• _Task description_
Count how many lines below include the string "Ujian", and give that number without anything else.

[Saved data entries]
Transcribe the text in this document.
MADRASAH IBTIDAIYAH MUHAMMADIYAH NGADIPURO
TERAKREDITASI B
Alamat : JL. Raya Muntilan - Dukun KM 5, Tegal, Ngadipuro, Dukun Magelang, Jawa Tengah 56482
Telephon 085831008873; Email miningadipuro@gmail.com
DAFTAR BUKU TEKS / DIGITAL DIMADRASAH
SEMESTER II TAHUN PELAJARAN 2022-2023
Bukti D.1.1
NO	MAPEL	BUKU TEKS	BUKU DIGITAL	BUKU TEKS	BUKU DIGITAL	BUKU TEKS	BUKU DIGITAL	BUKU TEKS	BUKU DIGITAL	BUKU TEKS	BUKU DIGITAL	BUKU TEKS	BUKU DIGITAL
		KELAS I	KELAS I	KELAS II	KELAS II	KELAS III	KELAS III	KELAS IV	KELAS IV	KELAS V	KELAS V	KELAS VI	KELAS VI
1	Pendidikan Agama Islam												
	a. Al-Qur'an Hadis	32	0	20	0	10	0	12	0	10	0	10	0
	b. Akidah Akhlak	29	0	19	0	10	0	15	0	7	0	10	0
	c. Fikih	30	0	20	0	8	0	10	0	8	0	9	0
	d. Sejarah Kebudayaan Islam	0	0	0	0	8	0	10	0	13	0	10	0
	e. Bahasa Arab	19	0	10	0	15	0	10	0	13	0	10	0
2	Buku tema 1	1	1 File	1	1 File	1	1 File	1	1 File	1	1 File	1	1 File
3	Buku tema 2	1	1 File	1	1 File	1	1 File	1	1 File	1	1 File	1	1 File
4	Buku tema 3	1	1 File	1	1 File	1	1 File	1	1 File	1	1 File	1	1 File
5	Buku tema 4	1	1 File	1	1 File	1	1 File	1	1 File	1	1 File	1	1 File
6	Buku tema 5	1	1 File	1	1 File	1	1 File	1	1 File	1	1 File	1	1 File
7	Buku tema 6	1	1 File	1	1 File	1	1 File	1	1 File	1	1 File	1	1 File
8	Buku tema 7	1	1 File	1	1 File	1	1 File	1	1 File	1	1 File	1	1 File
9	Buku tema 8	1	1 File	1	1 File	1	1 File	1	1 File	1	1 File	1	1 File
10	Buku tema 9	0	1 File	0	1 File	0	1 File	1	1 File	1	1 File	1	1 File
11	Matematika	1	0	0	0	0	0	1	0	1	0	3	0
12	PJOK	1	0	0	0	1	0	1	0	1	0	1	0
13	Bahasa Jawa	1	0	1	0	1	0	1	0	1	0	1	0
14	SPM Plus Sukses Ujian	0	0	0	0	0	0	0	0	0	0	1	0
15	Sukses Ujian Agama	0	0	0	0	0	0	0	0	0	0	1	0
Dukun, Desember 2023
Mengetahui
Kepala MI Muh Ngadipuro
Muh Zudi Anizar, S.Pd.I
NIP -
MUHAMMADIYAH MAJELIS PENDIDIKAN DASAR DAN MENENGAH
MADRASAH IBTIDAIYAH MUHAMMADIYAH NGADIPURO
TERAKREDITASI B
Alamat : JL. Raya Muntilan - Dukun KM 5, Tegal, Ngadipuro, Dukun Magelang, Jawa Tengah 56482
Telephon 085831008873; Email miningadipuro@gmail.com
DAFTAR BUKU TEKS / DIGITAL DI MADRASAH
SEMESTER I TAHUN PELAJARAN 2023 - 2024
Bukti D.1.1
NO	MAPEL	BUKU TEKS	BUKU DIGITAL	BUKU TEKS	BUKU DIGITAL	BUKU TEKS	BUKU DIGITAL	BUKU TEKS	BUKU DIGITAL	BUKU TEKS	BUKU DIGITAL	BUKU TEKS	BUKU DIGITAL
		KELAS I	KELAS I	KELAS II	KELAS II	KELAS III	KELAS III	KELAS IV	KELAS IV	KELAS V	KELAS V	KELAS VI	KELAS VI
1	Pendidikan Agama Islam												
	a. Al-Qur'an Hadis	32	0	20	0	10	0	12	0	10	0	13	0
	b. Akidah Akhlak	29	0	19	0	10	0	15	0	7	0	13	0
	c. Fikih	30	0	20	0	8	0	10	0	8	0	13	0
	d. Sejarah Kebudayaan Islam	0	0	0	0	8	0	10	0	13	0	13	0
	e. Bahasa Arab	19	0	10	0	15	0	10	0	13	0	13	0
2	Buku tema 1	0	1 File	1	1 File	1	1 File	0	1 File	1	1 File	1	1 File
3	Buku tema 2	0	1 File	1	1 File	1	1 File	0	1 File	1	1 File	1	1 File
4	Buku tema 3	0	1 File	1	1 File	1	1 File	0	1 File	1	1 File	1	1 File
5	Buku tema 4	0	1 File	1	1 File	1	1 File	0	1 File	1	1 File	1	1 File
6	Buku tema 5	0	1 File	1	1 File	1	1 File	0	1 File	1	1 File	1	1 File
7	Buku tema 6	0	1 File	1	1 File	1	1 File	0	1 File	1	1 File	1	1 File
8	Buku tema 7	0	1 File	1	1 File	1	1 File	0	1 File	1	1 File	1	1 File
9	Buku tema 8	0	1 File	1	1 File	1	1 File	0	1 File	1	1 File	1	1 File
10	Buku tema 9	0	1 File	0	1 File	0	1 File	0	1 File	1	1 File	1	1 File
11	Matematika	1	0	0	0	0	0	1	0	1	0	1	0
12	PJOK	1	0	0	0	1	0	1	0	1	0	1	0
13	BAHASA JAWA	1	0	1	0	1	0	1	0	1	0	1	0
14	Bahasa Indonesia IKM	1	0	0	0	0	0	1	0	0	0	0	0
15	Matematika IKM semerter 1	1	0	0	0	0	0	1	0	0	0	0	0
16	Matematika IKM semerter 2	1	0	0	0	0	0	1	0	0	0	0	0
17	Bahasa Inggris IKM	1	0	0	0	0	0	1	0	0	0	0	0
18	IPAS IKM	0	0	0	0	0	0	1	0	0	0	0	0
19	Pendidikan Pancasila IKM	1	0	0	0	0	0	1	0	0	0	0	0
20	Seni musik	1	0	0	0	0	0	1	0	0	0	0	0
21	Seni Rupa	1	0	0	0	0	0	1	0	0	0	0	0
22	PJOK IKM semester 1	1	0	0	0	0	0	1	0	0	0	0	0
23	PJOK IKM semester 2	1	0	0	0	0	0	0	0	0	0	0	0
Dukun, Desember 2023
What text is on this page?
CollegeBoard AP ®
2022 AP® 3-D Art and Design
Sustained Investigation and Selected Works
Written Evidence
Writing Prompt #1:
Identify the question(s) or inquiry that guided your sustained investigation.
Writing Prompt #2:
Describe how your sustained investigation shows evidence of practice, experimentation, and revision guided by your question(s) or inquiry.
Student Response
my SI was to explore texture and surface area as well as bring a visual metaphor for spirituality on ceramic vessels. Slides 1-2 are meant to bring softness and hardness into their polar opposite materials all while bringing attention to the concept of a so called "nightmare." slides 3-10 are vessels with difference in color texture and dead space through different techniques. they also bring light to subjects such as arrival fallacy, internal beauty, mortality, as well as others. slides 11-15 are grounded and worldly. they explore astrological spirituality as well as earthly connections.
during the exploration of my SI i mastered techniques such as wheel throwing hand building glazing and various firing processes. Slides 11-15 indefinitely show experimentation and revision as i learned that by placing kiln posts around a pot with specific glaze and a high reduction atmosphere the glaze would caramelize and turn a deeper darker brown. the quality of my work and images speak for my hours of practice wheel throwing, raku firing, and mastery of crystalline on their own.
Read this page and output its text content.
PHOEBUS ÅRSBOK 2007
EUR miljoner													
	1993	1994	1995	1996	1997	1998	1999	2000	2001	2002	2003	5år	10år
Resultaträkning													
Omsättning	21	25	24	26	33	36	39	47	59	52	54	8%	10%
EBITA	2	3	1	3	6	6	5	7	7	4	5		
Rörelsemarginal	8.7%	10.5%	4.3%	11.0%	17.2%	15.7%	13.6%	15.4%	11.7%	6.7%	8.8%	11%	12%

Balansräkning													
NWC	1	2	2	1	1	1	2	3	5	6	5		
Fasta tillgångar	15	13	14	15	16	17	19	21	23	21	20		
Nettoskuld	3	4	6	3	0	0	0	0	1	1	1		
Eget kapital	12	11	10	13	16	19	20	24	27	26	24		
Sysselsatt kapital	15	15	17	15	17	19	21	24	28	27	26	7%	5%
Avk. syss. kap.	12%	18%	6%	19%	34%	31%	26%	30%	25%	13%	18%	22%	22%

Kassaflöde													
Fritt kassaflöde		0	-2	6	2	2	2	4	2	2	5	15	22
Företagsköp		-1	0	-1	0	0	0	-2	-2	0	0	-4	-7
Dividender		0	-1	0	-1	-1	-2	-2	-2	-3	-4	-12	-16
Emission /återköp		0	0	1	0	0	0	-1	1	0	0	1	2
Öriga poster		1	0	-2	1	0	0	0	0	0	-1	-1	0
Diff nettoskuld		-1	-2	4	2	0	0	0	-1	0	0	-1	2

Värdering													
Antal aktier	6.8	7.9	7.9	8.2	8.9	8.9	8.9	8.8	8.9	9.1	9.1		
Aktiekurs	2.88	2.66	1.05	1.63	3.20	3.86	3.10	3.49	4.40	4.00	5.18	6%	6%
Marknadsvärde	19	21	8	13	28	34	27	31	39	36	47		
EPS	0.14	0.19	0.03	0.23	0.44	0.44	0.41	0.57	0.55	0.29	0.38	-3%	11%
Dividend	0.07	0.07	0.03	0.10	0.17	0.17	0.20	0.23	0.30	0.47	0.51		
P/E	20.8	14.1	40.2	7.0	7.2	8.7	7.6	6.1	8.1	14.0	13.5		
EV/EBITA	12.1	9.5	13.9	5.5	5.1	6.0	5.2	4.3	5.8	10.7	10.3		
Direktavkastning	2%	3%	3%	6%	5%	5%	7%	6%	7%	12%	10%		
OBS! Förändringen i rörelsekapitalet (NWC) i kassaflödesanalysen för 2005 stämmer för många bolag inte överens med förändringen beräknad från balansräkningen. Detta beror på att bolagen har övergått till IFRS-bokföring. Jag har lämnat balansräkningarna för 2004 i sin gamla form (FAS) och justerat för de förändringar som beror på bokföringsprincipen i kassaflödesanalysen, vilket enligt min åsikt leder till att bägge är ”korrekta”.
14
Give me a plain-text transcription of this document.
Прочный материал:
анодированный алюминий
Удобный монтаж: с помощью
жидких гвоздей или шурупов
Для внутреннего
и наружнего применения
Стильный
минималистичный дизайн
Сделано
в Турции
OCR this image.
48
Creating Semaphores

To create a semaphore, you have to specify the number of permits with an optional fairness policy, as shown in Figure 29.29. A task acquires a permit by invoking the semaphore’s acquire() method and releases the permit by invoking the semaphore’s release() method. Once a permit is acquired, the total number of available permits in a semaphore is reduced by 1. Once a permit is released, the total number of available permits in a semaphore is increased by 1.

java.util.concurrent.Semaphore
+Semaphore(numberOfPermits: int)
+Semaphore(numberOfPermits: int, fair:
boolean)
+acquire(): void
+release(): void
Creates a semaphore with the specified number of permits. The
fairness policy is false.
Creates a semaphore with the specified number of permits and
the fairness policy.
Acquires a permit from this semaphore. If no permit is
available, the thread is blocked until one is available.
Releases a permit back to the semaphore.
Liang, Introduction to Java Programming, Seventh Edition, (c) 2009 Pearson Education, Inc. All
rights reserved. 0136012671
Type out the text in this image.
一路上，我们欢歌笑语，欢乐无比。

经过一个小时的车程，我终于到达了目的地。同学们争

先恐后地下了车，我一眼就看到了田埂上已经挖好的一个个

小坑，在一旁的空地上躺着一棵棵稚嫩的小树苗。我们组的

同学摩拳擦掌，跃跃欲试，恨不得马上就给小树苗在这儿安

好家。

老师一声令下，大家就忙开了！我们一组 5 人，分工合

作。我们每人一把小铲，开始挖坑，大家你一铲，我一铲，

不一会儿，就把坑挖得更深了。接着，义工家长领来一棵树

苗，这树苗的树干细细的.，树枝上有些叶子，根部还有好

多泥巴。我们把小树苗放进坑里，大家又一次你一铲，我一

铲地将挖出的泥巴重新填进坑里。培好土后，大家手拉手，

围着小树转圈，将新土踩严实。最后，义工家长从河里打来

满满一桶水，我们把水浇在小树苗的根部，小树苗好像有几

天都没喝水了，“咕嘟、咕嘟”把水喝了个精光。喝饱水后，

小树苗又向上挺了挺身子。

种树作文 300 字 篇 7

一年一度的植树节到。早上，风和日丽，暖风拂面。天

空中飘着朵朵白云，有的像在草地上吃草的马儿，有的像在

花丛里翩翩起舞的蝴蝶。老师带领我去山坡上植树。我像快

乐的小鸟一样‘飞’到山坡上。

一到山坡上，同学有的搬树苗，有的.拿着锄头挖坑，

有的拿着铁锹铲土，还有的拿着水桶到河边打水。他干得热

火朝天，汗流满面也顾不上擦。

• _Solution_
2